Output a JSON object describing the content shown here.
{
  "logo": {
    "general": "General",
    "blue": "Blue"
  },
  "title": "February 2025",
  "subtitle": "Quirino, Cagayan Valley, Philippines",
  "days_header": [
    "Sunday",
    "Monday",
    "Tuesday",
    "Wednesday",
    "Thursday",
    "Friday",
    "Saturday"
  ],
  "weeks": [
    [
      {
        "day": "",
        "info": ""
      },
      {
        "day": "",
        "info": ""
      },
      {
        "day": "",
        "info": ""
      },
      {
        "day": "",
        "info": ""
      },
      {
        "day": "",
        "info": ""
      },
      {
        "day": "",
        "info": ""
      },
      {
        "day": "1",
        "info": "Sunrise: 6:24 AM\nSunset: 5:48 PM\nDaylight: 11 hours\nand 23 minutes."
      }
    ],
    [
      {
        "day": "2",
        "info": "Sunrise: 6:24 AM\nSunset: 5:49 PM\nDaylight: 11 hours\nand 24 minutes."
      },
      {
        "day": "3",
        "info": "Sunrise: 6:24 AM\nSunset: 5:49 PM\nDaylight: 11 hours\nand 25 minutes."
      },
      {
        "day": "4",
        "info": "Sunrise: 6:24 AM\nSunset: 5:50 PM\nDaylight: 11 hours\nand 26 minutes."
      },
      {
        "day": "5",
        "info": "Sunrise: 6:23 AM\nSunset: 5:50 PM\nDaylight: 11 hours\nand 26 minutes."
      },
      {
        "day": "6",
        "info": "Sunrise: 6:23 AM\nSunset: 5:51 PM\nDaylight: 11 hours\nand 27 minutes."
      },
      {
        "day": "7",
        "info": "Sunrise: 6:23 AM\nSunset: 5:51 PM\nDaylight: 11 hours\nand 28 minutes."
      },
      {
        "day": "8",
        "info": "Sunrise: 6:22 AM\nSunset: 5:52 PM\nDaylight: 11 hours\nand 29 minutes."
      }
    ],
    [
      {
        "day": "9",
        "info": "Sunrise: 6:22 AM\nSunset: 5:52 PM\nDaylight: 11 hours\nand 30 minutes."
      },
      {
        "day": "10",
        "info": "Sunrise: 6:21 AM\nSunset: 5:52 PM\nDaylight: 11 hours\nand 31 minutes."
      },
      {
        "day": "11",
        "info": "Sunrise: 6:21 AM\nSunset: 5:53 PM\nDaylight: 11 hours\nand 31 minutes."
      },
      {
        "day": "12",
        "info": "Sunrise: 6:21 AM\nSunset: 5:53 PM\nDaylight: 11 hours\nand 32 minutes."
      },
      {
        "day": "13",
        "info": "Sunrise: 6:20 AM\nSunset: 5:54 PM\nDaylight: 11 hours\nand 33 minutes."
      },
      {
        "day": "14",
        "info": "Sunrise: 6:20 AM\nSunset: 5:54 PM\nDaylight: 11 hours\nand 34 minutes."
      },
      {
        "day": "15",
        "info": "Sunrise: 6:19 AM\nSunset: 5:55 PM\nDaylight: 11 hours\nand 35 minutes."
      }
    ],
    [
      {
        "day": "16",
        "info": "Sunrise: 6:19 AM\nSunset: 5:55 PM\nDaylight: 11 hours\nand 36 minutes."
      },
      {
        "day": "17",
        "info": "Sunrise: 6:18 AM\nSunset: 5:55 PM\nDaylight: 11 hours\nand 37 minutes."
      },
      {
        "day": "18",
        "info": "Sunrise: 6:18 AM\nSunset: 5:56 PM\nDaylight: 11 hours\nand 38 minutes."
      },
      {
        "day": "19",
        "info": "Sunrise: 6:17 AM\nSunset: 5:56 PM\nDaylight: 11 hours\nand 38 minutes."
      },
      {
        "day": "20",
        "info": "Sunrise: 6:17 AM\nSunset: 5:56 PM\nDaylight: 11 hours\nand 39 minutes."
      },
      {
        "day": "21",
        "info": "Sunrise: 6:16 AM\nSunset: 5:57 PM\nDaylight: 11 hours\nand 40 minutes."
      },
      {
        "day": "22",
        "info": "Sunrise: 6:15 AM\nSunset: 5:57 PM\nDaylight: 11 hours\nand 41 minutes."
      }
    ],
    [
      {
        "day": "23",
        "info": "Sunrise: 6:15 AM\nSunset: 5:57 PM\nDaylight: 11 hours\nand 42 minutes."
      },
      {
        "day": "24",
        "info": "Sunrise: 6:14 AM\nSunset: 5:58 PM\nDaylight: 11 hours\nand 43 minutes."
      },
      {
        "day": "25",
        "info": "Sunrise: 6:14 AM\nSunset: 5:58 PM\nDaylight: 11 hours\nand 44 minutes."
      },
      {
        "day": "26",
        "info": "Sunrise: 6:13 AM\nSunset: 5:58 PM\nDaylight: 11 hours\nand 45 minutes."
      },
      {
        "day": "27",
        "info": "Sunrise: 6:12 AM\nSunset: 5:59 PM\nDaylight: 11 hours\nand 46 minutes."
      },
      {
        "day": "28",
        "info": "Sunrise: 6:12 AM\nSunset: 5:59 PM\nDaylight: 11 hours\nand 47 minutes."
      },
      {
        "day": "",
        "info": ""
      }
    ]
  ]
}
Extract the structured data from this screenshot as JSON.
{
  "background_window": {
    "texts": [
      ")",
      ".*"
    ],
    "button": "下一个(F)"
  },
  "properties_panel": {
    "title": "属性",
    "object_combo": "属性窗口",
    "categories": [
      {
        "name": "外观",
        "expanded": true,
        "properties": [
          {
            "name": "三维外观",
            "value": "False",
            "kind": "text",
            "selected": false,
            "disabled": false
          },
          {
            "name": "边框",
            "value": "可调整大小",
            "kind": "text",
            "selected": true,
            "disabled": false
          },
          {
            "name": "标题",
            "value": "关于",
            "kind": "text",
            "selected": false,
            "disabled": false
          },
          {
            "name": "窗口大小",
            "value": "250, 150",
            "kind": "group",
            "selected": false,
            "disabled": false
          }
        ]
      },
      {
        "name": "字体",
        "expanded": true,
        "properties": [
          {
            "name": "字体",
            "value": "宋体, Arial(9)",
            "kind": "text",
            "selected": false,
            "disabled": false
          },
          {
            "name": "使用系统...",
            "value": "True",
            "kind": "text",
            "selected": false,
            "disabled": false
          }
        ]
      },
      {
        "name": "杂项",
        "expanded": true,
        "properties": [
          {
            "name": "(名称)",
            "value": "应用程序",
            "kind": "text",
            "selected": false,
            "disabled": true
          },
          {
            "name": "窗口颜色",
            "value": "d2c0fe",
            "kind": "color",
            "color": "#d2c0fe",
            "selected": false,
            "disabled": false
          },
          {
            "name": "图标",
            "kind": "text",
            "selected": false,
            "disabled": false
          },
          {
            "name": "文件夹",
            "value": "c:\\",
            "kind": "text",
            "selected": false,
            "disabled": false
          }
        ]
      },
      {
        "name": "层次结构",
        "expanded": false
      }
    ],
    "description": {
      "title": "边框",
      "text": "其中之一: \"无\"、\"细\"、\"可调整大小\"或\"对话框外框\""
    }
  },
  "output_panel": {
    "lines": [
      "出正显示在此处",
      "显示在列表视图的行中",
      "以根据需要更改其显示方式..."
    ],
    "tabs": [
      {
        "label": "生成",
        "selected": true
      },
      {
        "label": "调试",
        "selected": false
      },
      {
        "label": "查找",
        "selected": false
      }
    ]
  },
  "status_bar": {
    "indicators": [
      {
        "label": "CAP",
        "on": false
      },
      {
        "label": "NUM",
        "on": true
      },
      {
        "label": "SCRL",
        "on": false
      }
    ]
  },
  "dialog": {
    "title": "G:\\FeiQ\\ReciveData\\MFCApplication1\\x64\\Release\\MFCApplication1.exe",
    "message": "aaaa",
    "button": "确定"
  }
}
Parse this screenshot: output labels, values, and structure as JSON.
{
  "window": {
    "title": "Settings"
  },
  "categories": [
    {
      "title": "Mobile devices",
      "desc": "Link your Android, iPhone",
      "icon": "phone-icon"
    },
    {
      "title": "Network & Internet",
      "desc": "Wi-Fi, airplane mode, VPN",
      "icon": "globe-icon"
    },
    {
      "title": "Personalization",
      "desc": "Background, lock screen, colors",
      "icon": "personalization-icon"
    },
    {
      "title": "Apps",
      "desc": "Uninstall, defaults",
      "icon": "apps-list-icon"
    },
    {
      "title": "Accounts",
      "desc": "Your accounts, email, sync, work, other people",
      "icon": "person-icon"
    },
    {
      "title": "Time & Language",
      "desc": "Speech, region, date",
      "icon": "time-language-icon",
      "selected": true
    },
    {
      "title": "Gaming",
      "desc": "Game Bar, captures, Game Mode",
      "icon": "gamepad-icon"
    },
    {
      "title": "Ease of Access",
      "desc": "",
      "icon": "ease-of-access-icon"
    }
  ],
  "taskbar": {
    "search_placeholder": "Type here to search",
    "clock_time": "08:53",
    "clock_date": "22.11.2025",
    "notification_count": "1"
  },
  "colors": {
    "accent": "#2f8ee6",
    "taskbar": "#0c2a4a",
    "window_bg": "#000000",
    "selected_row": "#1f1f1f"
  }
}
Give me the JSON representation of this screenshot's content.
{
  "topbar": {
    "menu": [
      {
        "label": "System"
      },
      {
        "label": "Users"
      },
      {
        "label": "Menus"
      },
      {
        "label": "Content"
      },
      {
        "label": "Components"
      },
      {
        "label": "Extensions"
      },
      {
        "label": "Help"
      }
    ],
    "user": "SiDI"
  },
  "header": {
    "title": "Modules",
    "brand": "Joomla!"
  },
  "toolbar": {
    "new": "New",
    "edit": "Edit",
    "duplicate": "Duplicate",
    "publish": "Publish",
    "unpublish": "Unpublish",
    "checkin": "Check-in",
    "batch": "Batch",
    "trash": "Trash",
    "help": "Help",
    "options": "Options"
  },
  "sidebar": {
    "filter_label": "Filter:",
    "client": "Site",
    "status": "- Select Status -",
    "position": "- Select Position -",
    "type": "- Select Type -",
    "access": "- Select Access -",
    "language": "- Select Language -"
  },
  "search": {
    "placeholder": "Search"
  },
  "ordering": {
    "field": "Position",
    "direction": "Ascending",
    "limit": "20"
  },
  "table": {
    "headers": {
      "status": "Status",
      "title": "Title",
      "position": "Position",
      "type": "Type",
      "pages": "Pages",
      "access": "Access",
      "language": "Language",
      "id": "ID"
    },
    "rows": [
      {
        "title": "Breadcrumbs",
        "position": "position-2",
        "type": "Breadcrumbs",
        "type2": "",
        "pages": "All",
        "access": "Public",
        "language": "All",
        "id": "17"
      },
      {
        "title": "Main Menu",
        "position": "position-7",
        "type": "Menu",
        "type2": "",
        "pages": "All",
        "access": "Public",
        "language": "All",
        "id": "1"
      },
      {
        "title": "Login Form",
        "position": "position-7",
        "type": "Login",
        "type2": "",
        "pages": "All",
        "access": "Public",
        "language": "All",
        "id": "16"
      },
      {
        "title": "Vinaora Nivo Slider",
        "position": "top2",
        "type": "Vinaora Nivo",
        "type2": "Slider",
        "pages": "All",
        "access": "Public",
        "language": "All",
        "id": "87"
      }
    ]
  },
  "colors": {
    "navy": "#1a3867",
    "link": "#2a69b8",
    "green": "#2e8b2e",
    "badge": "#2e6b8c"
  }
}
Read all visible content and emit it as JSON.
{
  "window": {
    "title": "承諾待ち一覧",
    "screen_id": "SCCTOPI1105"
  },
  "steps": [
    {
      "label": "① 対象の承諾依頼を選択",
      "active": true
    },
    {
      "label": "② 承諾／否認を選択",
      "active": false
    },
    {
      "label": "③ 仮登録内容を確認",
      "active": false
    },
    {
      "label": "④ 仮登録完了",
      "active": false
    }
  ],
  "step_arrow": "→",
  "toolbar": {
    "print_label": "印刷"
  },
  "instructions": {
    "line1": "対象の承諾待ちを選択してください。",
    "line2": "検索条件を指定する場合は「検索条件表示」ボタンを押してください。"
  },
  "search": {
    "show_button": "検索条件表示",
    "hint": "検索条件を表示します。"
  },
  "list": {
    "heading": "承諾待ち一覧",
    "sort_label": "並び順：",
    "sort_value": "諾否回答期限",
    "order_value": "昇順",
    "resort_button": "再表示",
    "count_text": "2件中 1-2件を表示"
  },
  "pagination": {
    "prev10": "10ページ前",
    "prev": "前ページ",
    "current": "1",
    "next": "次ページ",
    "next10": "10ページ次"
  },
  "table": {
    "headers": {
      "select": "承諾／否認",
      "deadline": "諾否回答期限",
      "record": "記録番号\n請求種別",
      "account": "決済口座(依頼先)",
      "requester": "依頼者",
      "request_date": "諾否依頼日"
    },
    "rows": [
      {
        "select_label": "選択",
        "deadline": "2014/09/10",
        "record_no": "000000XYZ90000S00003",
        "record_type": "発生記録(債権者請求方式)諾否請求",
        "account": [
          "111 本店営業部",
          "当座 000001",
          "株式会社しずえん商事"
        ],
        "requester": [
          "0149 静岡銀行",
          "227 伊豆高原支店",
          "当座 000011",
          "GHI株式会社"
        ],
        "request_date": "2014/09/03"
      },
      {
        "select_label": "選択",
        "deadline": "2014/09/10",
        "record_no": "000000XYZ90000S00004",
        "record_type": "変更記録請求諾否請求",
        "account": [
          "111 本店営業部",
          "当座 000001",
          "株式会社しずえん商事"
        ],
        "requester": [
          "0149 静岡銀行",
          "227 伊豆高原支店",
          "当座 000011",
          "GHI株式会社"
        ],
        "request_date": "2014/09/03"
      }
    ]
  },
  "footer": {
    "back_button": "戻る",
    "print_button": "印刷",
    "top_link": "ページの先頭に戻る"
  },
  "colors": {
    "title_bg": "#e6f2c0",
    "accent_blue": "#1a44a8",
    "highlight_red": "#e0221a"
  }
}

→ Short exercise
Filter the entries down to the lines containing "Nivo". Copy each of those lines.

→ Response for this exercise
        "title": "Vinaora Nivo Slider",
        "type": "Vinaora Nivo",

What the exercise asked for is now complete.